[Dataset entries]
● ● ● ●

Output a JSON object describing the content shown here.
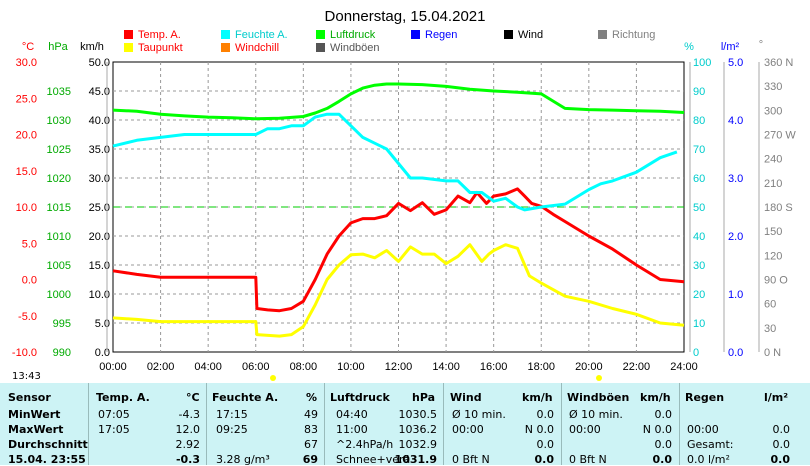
{
  "title": "Donnerstag, 15.04.2021",
  "clock": "13:43",
  "legend": [
    {
      "label": "Temp. A.",
      "color": "#ff0000"
    },
    {
      "label": "Feuchte A.",
      "color": "#00ffff"
    },
    {
      "label": "Luftdruck",
      "color": "#00ff00"
    },
    {
      "label": "Regen",
      "color": "#0000ff"
    },
    {
      "label": "Wind",
      "color": "#000000"
    },
    {
      "label": "Richtung",
      "color": "#808080"
    },
    {
      "label": "Taupunkt",
      "color": "#ffff00"
    },
    {
      "label": "Windchill",
      "color": "#ff8000"
    },
    {
      "label": "Windböen",
      "color": "#555555"
    }
  ],
  "axis_units": {
    "temp": "°C",
    "hpa": "hPa",
    "kmh": "km/h",
    "pct": "%",
    "rain": "l/m²",
    "dir": "°"
  },
  "axes": {
    "temp": [
      "30.0",
      "25.0",
      "20.0",
      "15.0",
      "10.0",
      "5.0",
      "0.0",
      "-5.0",
      "-10.0"
    ],
    "hpa": [
      "1035",
      "1030",
      "1025",
      "1020",
      "1015",
      "1010",
      "1005",
      "1000",
      "995",
      "990"
    ],
    "kmh": [
      "50.0",
      "45.0",
      "40.0",
      "35.0",
      "30.0",
      "25.0",
      "20.0",
      "15.0",
      "10.0",
      "5.0",
      "0.0"
    ],
    "pct": [
      "100",
      "90",
      "80",
      "70",
      "60",
      "50",
      "40",
      "30",
      "20",
      "10",
      "0"
    ],
    "rain": [
      "5.0",
      "4.0",
      "3.0",
      "2.0",
      "1.0",
      "0.0"
    ],
    "dir": [
      "360 N",
      "330",
      "300",
      "270 W",
      "240",
      "210",
      "180 S",
      "150",
      "120",
      "90 O",
      "60",
      "30",
      "0 N"
    ],
    "time": [
      "00:00",
      "02:00",
      "04:00",
      "06:00",
      "08:00",
      "10:00",
      "12:00",
      "14:00",
      "16:00",
      "18:00",
      "20:00",
      "22:00",
      "24:00"
    ]
  },
  "chart_data": {
    "type": "line",
    "title": "Donnerstag, 15.04.2021",
    "x_unit": "hour",
    "xlim": [
      0,
      24
    ],
    "series": [
      {
        "name": "Temp. A.",
        "unit": "°C",
        "color": "#ff0000",
        "axis": "temp",
        "x": [
          0,
          1,
          2,
          3,
          4,
          5,
          6,
          6.05,
          6.5,
          7,
          7.5,
          8,
          8.5,
          9,
          9.5,
          10,
          10.5,
          11,
          11.5,
          12,
          12.5,
          13,
          13.5,
          14,
          14.5,
          15,
          15.3,
          15.7,
          16,
          16.5,
          17,
          17.3,
          17.6,
          18,
          18.5,
          19,
          20,
          21,
          22,
          23,
          24
        ],
        "values": [
          1.2,
          0.7,
          0.3,
          0.3,
          0.3,
          0.3,
          0.3,
          -4.0,
          -4.2,
          -4.3,
          -4.0,
          -3.0,
          0.0,
          3.5,
          6.0,
          7.8,
          8.4,
          8.4,
          8.8,
          10.5,
          9.5,
          10.6,
          9.0,
          9.6,
          11.5,
          10.6,
          12.0,
          10.5,
          11.5,
          11.8,
          12.5,
          11.5,
          10.5,
          10.1,
          9.0,
          8.0,
          6.0,
          4.2,
          2.0,
          0.0,
          -0.3
        ]
      },
      {
        "name": "Feuchte A.",
        "unit": "%",
        "color": "#00ffff",
        "axis": "pct",
        "x": [
          0,
          1,
          2,
          3,
          4,
          5,
          6,
          6.5,
          7,
          7.5,
          8,
          8.5,
          9,
          9.5,
          10,
          10.5,
          11,
          11.5,
          12,
          12.5,
          13,
          14,
          14.5,
          15,
          15.5,
          16,
          16.5,
          17,
          17.3,
          18,
          19,
          20,
          20.5,
          21,
          22,
          23,
          23.7
        ],
        "values": [
          71,
          73,
          74,
          75,
          75,
          75,
          75,
          77,
          77,
          78,
          78,
          81,
          82,
          82,
          78,
          74,
          72,
          70,
          65,
          60,
          60,
          59,
          59,
          55,
          55,
          52,
          53,
          50,
          49,
          50,
          51,
          56,
          58,
          59,
          62,
          67,
          69
        ]
      },
      {
        "name": "Luftdruck",
        "unit": "hPa",
        "color": "#00ff00",
        "axis": "hpa",
        "x": [
          0,
          1,
          2,
          3,
          4,
          5,
          6,
          7,
          8,
          8.5,
          9,
          9.5,
          10,
          10.5,
          11,
          11.5,
          12,
          13,
          14,
          15,
          16,
          17,
          18,
          19,
          20,
          21,
          22,
          23,
          24
        ],
        "values": [
          1031.7,
          1031.5,
          1031.0,
          1030.7,
          1030.5,
          1030.4,
          1030.2,
          1030.3,
          1030.6,
          1031.2,
          1032.0,
          1033.2,
          1034.5,
          1035.5,
          1036.0,
          1036.2,
          1036.2,
          1036.1,
          1035.8,
          1035.3,
          1035.0,
          1034.8,
          1034.5,
          1032.0,
          1031.8,
          1031.7,
          1031.6,
          1031.5,
          1031.3
        ]
      },
      {
        "name": "Taupunkt",
        "unit": "°C",
        "color": "#ffff00",
        "axis": "temp",
        "x": [
          0,
          1,
          2,
          3,
          4,
          5,
          6,
          6.05,
          7,
          7.5,
          8,
          8.5,
          9,
          9.5,
          10,
          10.5,
          11,
          11.5,
          12,
          12.5,
          13,
          13.5,
          14,
          14.5,
          15,
          15.5,
          15.8,
          16,
          16.5,
          17,
          17.5,
          18,
          19,
          20,
          21,
          22,
          23,
          24
        ],
        "values": [
          -5.3,
          -5.5,
          -5.8,
          -5.8,
          -5.8,
          -5.8,
          -5.8,
          -7.6,
          -7.8,
          -7.6,
          -6.5,
          -3.5,
          0.0,
          2.0,
          3.4,
          3.5,
          3.0,
          4.0,
          2.5,
          4.5,
          3.5,
          3.5,
          2.2,
          3.2,
          4.8,
          2.5,
          3.5,
          4.0,
          4.8,
          4.3,
          0.5,
          -0.5,
          -2.3,
          -3.0,
          -4.0,
          -4.8,
          -6.0,
          -6.3
        ]
      }
    ],
    "reference_line": {
      "axis": "dir",
      "value": 180,
      "color": "#00cc00",
      "style": "dashed"
    }
  },
  "table": {
    "headers": {
      "sensor": "Sensor",
      "temp": "Temp. A.",
      "temp_u": "°C",
      "feuchte": "Feuchte A.",
      "feuchte_u": "%",
      "luft": "Luftdruck",
      "luft_u": "hPa",
      "wind": "Wind",
      "wind_u": "km/h",
      "boen": "Windböen",
      "boen_u": "km/h",
      "regen": "Regen",
      "regen_u": "l/m²"
    },
    "rows": [
      {
        "label": "MinWert",
        "t_time": "07:05",
        "t_val": "-4.3",
        "f_time": "17:15",
        "f_val": "49",
        "l_time": "04:40",
        "l_val": "1030.5",
        "w_time": "Ø 10 min.",
        "w_val": "0.0",
        "b_time": "Ø 10 min.",
        "b_val": "0.0",
        "r_time": "",
        "r_val": ""
      },
      {
        "label": "MaxWert",
        "t_time": "17:05",
        "t_val": "12.0",
        "f_time": "09:25",
        "f_val": "83",
        "l_time": "11:00",
        "l_val": "1036.2",
        "w_time": "00:00",
        "w_val": "N 0.0",
        "b_time": "00:00",
        "b_val": "N 0.0",
        "r_time": "00:00",
        "r_val": "0.0"
      },
      {
        "label": "Durchschnitt",
        "t_time": "",
        "t_val": "2.92",
        "f_time": "",
        "f_val": "67",
        "l_time": "^2.4hPa/h",
        "l_val": "1032.9",
        "w_time": "",
        "w_val": "0.0",
        "b_time": "",
        "b_val": "0.0",
        "r_time": "Gesamt:",
        "r_val": "0.0"
      },
      {
        "label": "15.04. 23:55",
        "t_time": "",
        "t_val": "-0.3",
        "f_time": "3.28 g/m³",
        "f_val": "69",
        "l_time": "Schnee+verä",
        "l_val": "1031.9",
        "w_time": "0 Bft N",
        "w_val": "0.0",
        "b_time": "0 Bft N",
        "b_val": "0.0",
        "r_time": "0.0 l/m²",
        "r_val": "0.0"
      }
    ]
  }
}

● ● ● ●

* **What is needed**: Check every line in the material above for the string "title", then give only the number of lines that have it.

* **Task solution**: 2